- _Do this_:
Show all lines holding "taken".

- _Records_:
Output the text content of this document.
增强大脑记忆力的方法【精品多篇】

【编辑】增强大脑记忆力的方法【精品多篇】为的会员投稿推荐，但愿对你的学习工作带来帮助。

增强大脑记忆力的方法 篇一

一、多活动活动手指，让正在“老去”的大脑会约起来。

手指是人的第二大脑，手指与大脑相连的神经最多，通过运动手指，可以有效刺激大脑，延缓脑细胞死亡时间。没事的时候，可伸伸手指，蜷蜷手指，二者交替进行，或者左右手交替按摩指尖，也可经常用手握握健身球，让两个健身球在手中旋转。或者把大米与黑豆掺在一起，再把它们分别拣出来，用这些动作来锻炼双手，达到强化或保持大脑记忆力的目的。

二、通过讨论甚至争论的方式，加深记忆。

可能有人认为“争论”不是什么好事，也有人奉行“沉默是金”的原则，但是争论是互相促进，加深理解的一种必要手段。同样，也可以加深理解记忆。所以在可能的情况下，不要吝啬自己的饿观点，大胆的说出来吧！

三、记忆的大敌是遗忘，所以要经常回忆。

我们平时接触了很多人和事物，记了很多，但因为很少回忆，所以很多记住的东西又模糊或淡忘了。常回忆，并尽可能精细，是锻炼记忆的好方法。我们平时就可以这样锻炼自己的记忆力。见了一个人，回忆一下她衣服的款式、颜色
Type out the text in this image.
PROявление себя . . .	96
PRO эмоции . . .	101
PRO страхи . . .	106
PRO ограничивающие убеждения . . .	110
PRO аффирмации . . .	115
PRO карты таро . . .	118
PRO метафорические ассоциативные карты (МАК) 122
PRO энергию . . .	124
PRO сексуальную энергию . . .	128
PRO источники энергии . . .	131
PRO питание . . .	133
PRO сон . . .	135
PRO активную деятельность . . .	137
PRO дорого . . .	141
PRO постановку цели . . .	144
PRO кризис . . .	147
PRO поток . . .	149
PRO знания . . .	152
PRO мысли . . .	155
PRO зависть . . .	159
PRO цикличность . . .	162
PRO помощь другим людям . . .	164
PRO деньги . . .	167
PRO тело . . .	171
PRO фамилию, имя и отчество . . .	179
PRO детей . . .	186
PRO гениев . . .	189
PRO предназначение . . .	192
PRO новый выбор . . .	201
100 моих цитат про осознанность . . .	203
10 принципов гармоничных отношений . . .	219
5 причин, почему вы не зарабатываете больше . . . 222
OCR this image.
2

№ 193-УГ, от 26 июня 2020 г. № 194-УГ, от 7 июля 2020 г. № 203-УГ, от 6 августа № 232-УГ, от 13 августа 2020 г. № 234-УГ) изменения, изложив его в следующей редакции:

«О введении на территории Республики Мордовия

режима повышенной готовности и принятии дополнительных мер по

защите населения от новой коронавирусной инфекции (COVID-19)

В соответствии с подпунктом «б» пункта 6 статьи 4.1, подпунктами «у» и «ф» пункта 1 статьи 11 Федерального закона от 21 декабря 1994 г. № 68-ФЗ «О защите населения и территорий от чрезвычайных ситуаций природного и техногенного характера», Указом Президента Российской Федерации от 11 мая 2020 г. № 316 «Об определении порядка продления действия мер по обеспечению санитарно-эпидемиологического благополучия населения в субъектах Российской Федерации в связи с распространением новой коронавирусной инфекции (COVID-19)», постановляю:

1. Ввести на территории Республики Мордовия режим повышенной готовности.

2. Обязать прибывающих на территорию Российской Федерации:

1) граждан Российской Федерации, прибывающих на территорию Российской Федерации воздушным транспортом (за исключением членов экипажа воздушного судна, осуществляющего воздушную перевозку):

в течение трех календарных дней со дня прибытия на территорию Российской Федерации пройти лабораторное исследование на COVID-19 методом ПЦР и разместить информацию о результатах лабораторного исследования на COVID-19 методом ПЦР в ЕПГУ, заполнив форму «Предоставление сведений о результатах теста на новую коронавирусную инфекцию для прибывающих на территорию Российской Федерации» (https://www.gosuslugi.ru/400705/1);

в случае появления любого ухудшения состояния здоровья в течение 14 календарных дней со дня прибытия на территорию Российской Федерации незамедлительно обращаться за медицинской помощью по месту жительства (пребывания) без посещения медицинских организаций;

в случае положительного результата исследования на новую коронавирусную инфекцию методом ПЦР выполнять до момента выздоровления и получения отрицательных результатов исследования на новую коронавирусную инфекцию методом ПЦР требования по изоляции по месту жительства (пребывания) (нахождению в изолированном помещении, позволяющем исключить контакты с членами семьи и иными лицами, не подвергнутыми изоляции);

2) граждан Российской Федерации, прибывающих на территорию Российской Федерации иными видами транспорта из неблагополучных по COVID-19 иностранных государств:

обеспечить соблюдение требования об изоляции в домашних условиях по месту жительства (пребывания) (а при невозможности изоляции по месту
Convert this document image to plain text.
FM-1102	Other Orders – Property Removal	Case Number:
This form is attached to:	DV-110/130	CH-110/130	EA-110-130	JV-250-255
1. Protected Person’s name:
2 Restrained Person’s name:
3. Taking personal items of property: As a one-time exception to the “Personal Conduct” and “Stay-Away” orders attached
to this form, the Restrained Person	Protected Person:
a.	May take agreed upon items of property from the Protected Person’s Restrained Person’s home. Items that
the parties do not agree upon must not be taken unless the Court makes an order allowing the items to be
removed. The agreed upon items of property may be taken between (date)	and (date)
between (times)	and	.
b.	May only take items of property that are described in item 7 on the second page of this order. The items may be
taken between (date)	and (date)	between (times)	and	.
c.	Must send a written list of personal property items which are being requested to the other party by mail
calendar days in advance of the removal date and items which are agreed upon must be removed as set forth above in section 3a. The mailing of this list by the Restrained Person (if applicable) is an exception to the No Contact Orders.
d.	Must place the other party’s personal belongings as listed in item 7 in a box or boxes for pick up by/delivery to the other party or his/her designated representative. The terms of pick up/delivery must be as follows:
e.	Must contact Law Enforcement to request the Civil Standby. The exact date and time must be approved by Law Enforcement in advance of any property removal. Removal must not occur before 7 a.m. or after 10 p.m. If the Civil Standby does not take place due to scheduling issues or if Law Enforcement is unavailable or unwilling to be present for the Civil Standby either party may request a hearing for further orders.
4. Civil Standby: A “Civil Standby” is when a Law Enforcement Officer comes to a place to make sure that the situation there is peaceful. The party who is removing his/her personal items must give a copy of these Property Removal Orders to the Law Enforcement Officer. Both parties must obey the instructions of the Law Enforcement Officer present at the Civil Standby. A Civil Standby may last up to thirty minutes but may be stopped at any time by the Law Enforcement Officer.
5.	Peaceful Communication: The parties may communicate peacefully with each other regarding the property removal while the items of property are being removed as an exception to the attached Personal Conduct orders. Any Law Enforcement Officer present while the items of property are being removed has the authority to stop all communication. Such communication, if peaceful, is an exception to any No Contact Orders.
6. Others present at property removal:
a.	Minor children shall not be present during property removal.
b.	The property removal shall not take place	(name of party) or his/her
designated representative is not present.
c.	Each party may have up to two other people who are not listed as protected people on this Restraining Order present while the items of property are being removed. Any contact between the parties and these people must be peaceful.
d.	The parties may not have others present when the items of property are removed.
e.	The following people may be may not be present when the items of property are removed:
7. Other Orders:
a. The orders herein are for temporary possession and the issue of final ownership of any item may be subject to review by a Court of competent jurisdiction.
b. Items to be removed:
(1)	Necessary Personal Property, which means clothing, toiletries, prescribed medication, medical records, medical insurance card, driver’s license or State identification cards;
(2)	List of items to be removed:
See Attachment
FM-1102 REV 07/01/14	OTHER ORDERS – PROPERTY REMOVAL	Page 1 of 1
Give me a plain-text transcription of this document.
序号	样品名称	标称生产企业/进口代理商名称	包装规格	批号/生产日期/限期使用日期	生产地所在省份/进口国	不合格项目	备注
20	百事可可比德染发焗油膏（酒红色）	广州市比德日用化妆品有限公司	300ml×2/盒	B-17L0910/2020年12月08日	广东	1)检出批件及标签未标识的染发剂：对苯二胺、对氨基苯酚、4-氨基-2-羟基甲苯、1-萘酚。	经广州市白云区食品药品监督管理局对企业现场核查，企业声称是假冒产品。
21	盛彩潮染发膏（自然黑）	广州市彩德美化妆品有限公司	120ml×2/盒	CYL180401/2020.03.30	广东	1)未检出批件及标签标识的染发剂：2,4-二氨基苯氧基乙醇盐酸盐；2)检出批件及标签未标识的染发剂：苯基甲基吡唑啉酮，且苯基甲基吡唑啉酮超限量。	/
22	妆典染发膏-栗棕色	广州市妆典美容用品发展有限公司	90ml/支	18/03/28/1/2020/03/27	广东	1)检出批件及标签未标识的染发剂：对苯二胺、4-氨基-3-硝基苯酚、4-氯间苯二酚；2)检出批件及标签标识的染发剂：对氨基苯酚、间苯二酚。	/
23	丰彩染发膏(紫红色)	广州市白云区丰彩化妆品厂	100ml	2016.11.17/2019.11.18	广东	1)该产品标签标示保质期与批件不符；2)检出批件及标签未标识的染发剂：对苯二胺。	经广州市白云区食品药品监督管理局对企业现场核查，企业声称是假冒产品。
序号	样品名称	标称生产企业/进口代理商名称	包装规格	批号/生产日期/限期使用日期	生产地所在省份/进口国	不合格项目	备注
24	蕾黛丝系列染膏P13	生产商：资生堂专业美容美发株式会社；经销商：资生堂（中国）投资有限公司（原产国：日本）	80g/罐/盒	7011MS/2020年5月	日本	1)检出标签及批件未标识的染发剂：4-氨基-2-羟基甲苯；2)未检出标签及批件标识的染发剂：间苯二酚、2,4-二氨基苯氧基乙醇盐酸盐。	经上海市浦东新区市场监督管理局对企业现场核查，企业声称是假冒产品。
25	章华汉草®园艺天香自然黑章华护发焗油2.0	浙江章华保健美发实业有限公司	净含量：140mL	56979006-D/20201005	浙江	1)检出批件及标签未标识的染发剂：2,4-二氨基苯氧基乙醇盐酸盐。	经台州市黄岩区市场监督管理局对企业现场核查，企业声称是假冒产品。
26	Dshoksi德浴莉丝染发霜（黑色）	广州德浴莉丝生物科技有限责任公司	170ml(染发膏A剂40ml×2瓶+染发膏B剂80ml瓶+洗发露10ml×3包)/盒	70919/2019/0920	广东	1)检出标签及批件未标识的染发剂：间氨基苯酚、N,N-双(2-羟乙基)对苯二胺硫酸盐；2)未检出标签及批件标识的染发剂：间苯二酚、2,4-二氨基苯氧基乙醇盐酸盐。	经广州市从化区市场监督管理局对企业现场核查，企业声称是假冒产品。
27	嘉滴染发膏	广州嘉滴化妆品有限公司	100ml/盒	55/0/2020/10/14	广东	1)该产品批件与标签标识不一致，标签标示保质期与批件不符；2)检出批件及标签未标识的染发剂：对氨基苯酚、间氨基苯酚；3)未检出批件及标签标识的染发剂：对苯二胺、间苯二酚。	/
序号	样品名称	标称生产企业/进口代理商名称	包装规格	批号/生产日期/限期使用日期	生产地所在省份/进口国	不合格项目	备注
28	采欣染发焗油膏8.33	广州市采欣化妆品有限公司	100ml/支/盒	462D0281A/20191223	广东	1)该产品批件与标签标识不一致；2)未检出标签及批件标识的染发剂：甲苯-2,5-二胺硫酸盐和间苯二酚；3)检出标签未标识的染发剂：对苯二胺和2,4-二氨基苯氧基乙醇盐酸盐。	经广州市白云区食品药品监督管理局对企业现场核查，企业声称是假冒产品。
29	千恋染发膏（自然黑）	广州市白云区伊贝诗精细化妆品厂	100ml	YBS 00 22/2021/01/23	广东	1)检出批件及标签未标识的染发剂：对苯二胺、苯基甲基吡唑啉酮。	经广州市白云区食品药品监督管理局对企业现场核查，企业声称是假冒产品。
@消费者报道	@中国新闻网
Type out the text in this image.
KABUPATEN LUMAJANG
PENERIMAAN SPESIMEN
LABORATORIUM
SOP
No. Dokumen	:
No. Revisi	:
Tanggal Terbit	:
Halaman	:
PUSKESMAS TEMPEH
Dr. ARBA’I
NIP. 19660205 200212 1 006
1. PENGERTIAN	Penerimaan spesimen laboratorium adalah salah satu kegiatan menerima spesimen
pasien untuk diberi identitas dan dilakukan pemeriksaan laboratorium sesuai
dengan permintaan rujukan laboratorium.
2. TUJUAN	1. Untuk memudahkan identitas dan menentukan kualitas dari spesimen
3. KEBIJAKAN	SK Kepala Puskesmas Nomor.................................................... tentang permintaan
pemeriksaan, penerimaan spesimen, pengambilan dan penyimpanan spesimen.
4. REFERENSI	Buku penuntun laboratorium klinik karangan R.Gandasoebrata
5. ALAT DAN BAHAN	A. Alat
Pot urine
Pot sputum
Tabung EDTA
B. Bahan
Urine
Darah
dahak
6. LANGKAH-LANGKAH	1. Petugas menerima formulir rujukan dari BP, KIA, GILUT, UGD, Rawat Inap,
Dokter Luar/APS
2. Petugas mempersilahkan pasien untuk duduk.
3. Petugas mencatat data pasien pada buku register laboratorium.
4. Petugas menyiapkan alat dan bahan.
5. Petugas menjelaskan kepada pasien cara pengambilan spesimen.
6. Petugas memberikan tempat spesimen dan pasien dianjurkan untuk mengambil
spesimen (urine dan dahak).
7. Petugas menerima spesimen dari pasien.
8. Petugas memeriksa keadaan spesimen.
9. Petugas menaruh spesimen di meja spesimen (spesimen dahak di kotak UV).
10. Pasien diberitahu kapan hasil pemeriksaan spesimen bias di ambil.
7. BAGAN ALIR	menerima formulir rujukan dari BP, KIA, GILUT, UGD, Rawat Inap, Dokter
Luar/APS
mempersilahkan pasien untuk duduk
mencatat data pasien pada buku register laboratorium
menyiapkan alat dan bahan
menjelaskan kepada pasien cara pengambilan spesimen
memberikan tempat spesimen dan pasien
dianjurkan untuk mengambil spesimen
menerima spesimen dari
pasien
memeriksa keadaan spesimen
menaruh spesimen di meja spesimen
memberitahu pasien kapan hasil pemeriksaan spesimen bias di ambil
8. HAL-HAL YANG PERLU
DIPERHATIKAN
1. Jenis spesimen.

- _Answer to this exercise_:
the parties do not agree upon must not be taken unless the Court makes an order allowing the items to be
removed. The agreed upon items of property may be taken between (date)	and (date)
taken between (date)	and (date)	between (times)	and	.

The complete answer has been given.